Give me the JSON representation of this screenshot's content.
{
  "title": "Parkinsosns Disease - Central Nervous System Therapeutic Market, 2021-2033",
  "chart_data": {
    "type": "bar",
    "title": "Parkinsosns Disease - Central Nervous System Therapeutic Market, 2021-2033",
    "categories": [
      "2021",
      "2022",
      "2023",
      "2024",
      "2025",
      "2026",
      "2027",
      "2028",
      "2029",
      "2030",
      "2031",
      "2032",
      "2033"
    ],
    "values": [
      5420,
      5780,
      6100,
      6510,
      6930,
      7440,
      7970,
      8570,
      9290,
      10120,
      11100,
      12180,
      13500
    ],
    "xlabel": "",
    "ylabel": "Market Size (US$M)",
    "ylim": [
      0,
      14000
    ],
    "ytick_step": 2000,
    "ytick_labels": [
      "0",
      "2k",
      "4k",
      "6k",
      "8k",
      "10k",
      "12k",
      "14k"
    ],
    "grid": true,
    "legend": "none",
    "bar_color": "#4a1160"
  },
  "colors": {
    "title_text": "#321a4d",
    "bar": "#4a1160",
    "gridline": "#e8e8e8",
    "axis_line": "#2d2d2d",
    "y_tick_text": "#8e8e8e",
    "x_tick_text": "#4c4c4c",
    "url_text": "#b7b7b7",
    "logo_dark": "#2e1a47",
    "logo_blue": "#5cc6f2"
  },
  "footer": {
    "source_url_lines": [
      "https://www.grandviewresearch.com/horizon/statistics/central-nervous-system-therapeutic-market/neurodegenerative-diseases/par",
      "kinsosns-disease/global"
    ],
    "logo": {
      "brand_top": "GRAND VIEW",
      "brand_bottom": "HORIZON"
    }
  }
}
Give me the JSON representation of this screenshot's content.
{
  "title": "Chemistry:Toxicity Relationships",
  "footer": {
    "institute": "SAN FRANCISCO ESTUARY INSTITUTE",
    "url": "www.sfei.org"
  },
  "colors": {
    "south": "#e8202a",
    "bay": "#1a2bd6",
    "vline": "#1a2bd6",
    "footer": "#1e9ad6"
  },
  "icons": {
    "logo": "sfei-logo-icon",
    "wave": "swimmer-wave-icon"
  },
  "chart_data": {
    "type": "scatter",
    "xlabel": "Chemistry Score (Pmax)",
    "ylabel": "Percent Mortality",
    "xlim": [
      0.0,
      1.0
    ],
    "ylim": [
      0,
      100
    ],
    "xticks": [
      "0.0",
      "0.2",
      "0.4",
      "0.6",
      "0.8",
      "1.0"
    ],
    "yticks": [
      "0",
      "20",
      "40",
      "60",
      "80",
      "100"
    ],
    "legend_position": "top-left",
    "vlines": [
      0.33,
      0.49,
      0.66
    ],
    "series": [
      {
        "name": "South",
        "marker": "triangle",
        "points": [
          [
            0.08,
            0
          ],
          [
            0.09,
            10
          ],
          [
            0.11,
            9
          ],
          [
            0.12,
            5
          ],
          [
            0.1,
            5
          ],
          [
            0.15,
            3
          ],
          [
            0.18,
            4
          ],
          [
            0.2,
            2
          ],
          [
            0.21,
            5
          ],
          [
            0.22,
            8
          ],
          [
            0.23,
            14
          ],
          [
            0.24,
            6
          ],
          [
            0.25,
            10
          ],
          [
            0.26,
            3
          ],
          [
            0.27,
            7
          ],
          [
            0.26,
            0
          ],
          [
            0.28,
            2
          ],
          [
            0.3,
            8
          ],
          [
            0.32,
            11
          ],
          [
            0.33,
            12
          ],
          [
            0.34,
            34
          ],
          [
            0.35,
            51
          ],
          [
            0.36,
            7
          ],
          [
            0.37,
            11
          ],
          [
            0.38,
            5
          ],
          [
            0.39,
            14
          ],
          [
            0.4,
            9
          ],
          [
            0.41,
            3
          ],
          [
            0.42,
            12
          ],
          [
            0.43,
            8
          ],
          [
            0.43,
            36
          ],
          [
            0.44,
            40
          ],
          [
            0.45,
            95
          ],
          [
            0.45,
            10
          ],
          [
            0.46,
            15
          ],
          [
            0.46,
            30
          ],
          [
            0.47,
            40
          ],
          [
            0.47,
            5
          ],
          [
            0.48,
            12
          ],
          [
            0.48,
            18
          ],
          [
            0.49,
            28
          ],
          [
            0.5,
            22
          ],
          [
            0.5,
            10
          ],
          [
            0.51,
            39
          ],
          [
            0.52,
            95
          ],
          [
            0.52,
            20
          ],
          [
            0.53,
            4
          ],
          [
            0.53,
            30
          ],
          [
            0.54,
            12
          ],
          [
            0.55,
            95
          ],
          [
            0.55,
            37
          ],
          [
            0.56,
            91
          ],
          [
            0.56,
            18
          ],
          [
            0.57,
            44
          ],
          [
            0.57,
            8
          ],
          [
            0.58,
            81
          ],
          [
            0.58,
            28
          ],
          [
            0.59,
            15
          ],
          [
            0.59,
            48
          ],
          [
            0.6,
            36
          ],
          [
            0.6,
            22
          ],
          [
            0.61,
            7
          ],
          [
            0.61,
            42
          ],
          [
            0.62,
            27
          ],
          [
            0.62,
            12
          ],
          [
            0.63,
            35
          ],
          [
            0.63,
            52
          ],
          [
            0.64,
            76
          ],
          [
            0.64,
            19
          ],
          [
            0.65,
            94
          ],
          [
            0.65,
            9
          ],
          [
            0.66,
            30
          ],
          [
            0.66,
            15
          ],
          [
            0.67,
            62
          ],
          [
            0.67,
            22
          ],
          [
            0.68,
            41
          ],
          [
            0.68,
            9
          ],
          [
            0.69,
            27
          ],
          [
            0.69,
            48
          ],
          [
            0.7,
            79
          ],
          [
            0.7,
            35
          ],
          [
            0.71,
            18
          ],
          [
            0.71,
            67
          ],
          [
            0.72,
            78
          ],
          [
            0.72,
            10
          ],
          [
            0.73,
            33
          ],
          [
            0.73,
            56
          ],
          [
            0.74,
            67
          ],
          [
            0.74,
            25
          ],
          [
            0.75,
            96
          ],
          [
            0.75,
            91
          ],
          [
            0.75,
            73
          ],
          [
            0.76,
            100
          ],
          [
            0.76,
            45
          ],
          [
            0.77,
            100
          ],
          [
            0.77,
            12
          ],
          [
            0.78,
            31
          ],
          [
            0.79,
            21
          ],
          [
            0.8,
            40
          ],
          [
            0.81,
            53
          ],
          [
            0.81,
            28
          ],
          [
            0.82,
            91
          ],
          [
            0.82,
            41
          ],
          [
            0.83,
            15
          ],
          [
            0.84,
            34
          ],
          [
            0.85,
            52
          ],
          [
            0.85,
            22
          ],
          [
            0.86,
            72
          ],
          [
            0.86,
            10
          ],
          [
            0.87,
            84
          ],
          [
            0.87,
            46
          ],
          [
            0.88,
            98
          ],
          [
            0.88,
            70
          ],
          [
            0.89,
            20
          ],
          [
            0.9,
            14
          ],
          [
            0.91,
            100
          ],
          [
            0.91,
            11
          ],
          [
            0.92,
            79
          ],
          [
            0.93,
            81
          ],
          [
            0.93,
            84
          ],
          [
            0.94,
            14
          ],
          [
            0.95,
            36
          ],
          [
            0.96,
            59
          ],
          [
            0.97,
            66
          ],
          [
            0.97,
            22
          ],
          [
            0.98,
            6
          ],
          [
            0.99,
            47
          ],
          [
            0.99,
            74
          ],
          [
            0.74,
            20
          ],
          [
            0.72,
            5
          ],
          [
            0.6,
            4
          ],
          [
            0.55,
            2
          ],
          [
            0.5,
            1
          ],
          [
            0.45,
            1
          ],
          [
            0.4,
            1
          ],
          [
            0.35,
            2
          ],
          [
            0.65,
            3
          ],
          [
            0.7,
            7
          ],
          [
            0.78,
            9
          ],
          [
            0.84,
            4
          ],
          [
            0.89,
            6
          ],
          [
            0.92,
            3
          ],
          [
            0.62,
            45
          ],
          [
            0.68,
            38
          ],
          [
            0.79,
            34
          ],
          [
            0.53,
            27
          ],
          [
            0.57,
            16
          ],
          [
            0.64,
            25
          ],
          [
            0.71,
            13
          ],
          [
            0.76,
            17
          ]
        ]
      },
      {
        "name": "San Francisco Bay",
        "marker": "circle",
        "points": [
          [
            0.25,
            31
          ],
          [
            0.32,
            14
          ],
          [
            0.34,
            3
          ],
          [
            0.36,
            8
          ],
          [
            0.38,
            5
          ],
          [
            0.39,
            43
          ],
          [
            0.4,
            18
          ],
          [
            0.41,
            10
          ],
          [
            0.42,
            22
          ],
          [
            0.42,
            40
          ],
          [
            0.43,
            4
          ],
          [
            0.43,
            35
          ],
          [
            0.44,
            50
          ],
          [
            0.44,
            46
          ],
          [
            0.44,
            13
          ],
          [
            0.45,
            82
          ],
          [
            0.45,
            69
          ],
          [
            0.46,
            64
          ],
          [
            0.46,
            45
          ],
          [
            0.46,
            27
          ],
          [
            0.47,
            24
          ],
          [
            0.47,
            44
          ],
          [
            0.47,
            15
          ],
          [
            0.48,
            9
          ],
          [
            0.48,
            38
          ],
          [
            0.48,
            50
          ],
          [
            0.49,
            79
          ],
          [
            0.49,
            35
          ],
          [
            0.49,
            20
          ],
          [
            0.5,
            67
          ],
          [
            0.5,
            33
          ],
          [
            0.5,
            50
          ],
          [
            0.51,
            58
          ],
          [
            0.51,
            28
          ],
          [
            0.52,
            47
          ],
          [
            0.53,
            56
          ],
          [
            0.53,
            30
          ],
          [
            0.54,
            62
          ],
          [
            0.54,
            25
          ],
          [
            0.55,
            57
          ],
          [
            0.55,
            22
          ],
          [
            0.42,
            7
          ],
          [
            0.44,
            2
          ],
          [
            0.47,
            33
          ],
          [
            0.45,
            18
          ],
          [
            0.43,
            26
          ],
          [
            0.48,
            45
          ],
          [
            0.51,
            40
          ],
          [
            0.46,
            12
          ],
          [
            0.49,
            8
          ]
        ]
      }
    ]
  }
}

[The request]:
Show every line from the listing above in which the string "Chemistry" appears.

[In response]:
  "title": "Chemistry:Toxicity Relationships",
    "xlabel": "Chemistry Score (Pmax)",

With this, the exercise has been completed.